### Tarefa proposta
Escreva a continuação da notícia sobre o apoio da deputada Linda Brasil à jogadora Tifanny Abreu, começando logo após a última frase apresentada.

### Trecho de origem
_____

Nesta quinta-feira, 27, a deputada estadual Linda Brasil (Psol) manifestou sua solidariedade à jogadora Tifanny Abreu, pioneira do voleibol feminino brasileiro, que teve a carreira ameaçada por uma regra que restringe a participação de mulheres trans no esporte feminino. A parlamentar cobra uma discussão séria, com atenção aos dados científicos e às regras aplicadas no âmbito esportivo que asseguram as condições de participação das pessoas trans nas competições.
“É importante dizer: existem estudos científicos sérios que precisam ser conhecidos antes que o debate seja reduzido a opiniões ou preconceitos. Sob o pretexto de proteger o futebol feminino, decisões como essa geram exclusão, ódio e preconceito”, discursou a parlamentar na tribuna da Alese.
De acordo com as informações compartilhadas pela parlamentar, uma ampla revisão sistemática publicada em 2025 na Revista Britânica de Medicina Esportiva, liderada por pesquisadores da Universidade de São Paulo, analisou milhares de participantes e concluiu que as evidências disponíveis não demonstram uma vantagem atlética universal ou significativa de mulheres trans em parâmetros como força e consumo de oxigênio após a terapia hormonal.

_____

Dados de análise de layout de documentos:
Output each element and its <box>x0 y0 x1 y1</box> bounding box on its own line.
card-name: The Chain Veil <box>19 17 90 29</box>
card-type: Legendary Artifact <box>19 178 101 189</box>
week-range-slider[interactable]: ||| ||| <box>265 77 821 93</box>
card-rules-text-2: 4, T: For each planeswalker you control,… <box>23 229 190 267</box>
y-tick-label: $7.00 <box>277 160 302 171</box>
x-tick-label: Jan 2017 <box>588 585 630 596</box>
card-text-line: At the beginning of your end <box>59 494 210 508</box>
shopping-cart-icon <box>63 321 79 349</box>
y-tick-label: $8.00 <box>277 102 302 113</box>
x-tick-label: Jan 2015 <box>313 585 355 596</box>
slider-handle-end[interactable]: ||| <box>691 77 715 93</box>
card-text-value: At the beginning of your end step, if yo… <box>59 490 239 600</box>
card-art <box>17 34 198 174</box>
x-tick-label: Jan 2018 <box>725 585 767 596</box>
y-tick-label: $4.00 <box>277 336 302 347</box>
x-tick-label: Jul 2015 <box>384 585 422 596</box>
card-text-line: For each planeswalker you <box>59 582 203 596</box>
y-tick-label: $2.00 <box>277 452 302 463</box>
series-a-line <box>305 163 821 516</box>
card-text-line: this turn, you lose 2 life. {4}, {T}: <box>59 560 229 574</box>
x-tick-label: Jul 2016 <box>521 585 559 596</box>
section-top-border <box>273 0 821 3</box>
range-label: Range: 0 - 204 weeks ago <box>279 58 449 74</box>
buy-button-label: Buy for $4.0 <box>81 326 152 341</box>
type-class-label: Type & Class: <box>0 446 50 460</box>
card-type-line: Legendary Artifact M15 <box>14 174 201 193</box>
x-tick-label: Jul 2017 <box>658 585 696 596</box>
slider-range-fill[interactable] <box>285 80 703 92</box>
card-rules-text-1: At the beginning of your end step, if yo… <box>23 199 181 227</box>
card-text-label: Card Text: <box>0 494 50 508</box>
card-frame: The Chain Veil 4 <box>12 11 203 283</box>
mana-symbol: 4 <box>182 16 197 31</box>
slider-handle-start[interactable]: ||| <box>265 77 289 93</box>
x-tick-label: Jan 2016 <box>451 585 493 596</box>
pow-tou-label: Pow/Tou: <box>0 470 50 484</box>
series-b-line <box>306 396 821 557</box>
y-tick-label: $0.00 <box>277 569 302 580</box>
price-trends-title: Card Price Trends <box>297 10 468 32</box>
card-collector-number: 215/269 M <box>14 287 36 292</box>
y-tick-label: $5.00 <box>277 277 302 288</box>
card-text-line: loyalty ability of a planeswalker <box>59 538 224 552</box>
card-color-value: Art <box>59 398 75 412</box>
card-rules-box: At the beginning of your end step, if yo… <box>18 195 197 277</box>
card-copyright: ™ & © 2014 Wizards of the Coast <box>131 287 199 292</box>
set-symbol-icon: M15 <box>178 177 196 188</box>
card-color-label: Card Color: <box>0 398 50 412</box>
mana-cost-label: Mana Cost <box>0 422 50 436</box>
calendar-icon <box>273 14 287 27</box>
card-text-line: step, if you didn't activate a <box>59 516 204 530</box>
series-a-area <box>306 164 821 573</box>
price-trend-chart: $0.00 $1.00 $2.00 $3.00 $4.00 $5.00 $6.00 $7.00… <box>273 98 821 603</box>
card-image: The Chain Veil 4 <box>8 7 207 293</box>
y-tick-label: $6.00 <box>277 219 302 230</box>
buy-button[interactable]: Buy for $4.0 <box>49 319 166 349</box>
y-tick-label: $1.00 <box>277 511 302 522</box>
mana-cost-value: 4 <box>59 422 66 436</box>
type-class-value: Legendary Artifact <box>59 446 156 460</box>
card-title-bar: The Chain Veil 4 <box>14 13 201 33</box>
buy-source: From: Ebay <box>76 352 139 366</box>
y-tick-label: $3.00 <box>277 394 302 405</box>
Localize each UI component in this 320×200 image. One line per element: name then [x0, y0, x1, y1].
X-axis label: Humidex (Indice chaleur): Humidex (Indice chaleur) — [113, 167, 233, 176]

_____

### Resultado obtido
Para Linda, a questão tem sido usada para alimentar um debate ideológico e político que desumaniza a população LGBT+. “O que Tifanny passa não é uma discussão distante da nossa. Isso reflete, infelizmente, os desafios que enfrentamos em relação ao respeito à diversidade. Por isso, é tão importante construir políticas públicas que assegurem direitos e respeito à diversidade”, explicou.
A deputada Linda Brasil reafirma seu compromisso em continuar na luta pela garantia de direitos e pela ocupação de espaços pela população historicamente vulnerabilizada. “Nossa mandata, junto aos movimentos LGBT e de Direitos Humanos, seguirá vigilante na defesa desses direitos conquistados. Vamos seguir lutando por dignidade e respeito”, declarou.